Input rows:
↓↓↓

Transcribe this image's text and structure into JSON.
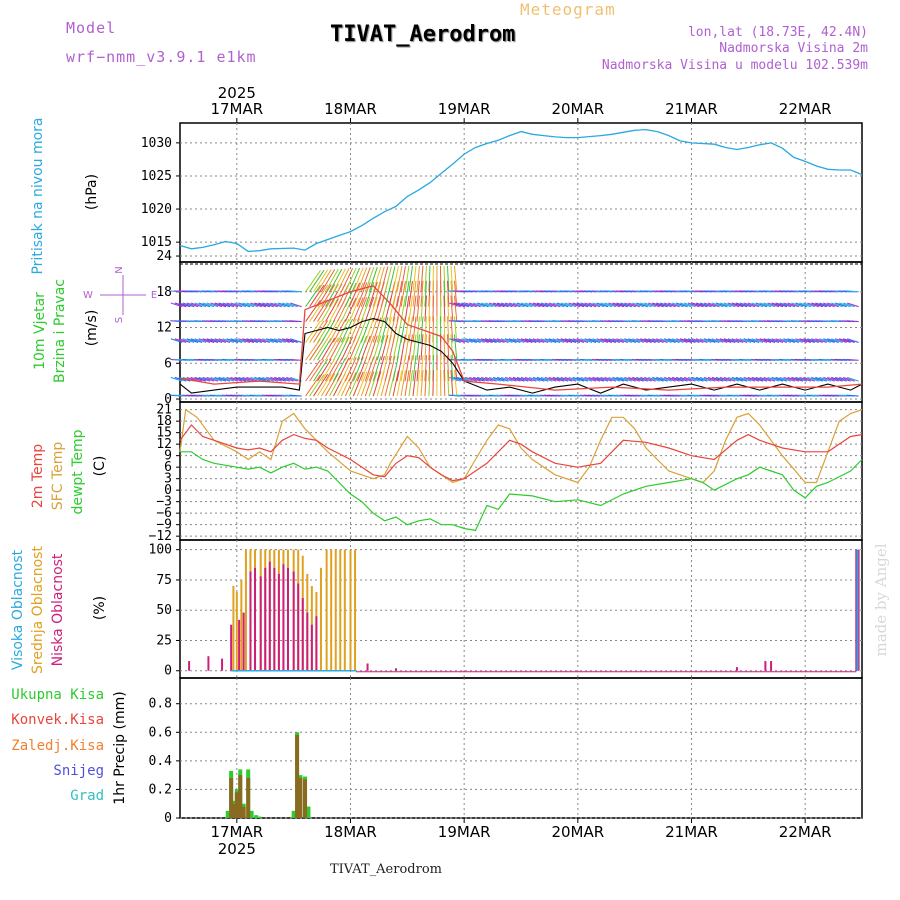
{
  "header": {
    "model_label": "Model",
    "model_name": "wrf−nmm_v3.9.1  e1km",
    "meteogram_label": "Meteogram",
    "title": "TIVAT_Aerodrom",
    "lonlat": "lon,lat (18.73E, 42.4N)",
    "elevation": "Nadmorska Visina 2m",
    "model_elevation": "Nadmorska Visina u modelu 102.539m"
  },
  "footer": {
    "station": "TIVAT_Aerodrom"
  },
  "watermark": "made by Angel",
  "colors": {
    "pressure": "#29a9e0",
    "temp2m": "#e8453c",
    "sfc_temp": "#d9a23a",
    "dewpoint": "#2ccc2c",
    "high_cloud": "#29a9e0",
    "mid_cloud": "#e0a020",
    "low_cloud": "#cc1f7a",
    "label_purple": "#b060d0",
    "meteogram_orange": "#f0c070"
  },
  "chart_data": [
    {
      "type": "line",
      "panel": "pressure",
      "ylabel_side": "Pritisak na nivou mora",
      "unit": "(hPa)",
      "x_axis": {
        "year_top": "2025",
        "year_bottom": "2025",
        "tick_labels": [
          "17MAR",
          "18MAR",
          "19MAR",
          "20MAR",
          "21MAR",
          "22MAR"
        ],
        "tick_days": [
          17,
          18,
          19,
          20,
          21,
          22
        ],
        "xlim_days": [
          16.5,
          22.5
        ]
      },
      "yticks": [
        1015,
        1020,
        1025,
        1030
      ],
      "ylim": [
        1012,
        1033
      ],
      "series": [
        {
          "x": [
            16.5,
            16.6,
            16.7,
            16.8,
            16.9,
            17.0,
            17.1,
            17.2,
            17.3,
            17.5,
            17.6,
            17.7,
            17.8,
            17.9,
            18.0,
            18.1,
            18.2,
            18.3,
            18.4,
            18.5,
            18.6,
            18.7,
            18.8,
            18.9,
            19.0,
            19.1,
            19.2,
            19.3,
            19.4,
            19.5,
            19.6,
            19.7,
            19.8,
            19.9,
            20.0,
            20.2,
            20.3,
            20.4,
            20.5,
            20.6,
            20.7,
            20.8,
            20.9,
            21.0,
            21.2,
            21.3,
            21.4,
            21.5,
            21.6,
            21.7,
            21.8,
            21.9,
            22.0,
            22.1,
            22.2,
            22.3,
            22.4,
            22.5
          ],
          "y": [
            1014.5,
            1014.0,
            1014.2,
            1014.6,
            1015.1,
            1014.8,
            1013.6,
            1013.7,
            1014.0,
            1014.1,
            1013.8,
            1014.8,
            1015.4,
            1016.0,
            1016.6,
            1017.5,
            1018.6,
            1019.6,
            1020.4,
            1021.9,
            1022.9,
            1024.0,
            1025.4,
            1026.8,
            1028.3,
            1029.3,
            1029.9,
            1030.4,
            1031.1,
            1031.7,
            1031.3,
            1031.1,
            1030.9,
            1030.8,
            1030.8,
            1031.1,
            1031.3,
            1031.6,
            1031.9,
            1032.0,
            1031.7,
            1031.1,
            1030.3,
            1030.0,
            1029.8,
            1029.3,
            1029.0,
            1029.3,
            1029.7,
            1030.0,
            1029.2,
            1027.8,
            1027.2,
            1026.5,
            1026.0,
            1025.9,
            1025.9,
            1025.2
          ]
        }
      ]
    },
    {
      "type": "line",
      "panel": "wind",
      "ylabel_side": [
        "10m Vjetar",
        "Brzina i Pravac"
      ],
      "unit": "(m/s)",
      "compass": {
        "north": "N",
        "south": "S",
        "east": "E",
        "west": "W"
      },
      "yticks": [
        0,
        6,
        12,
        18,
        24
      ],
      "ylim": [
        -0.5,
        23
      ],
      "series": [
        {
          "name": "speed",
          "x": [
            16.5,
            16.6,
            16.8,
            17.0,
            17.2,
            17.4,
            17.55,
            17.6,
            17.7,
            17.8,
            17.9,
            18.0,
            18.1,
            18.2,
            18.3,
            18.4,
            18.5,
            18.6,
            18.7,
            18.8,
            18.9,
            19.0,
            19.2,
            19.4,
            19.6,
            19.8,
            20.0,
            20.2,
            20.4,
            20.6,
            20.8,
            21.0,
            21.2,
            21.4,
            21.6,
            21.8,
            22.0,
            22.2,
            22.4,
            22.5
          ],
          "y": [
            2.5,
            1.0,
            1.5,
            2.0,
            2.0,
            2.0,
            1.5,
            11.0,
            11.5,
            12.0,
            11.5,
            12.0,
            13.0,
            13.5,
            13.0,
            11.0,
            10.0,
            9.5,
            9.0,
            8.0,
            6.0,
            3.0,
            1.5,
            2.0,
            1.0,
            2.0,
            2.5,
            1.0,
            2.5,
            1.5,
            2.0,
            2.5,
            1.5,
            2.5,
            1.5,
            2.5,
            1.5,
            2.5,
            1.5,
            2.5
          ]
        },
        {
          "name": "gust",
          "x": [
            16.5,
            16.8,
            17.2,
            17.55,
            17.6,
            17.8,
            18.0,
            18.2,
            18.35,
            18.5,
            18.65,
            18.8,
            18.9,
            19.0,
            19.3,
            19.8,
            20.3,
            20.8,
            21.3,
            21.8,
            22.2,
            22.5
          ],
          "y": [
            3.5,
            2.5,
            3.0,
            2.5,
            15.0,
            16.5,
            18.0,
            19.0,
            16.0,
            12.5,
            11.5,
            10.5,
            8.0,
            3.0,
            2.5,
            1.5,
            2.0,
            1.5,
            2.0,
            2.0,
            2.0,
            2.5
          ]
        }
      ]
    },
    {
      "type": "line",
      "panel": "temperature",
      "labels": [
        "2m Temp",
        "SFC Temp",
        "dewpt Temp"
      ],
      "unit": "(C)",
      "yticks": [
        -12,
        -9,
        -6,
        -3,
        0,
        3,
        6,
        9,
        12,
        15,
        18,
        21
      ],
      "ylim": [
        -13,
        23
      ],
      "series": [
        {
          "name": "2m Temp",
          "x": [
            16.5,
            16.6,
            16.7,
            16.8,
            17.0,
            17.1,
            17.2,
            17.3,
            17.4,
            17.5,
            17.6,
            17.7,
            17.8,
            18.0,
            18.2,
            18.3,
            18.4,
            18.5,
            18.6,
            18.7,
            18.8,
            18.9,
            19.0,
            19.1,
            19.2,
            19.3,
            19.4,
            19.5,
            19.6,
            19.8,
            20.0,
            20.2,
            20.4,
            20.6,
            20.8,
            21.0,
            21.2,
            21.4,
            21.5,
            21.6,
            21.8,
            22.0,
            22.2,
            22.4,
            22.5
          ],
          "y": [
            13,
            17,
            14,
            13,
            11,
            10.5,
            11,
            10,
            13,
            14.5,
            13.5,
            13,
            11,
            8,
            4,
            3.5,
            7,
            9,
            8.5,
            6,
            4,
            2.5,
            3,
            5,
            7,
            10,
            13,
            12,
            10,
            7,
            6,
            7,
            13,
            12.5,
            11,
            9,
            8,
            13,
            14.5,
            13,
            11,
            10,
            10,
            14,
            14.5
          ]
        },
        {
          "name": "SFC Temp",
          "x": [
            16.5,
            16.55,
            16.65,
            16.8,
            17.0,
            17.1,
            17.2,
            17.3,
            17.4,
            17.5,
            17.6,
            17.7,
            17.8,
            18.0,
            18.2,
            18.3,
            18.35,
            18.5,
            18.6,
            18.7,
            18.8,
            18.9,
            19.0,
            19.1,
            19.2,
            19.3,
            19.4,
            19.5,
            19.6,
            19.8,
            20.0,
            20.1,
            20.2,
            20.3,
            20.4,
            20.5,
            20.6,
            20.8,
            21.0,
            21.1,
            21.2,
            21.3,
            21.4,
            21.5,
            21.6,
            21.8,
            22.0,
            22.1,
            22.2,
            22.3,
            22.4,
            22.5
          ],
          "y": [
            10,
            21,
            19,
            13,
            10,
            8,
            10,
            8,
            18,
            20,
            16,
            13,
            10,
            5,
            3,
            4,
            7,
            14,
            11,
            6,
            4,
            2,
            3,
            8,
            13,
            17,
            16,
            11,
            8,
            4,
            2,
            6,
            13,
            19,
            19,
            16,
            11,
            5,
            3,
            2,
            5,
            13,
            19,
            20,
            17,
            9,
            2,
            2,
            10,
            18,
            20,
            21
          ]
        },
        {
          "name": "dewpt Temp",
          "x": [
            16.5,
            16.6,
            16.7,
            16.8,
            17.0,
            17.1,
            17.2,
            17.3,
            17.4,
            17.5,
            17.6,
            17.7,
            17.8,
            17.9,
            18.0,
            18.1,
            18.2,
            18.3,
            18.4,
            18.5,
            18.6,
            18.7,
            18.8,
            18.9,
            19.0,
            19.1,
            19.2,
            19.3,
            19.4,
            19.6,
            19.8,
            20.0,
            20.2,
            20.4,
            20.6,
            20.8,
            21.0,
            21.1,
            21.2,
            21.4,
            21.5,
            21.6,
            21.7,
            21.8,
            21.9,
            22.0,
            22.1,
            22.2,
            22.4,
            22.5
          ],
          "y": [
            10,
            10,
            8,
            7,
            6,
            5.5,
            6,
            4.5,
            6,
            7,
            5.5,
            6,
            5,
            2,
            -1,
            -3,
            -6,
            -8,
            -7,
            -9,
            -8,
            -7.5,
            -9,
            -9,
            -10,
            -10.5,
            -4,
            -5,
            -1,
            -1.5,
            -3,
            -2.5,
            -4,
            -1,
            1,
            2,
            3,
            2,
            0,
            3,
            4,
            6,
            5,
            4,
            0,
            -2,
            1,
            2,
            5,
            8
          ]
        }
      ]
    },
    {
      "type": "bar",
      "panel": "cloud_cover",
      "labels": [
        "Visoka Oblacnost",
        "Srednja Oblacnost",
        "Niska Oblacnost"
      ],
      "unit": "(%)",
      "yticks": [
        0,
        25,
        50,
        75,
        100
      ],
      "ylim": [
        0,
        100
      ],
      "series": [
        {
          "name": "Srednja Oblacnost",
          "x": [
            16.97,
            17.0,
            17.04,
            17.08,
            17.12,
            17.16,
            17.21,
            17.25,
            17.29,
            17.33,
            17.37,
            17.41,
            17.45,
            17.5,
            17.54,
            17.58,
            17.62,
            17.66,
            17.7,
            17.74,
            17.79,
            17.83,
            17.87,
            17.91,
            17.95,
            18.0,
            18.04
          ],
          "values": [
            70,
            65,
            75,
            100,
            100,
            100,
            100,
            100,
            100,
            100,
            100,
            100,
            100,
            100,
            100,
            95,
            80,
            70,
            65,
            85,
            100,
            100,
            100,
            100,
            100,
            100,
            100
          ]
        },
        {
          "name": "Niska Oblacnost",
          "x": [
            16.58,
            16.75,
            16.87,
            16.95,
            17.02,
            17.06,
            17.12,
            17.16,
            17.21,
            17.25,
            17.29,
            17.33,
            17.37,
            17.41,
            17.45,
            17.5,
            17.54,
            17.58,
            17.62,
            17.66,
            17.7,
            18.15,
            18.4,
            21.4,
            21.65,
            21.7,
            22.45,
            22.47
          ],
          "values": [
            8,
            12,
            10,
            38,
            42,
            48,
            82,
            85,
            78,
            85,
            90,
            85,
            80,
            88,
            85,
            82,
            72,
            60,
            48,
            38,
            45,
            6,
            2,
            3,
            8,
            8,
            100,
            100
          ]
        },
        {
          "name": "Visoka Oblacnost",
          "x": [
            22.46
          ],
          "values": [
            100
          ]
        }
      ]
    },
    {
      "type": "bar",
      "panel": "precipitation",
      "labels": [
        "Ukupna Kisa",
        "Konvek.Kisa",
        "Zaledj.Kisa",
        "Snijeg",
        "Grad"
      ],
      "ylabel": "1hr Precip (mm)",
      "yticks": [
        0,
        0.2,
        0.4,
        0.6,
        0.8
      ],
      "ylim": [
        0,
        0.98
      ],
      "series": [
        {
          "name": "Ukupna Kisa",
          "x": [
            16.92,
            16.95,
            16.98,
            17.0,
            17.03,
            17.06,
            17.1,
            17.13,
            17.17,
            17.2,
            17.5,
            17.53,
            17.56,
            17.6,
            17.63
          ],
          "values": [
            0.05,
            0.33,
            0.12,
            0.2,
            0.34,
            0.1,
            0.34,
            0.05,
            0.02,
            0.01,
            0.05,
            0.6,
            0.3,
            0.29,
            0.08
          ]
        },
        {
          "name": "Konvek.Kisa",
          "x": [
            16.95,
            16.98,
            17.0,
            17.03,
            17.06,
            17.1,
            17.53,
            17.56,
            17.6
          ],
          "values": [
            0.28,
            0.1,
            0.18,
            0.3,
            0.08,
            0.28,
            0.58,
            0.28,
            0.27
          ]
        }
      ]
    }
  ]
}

↑↑↑

Aim of the task:
Each line holding "Visoka" must be found and copied.

Solution below:
        "Visoka Oblacnost",
          "name": "Visoka Oblacnost",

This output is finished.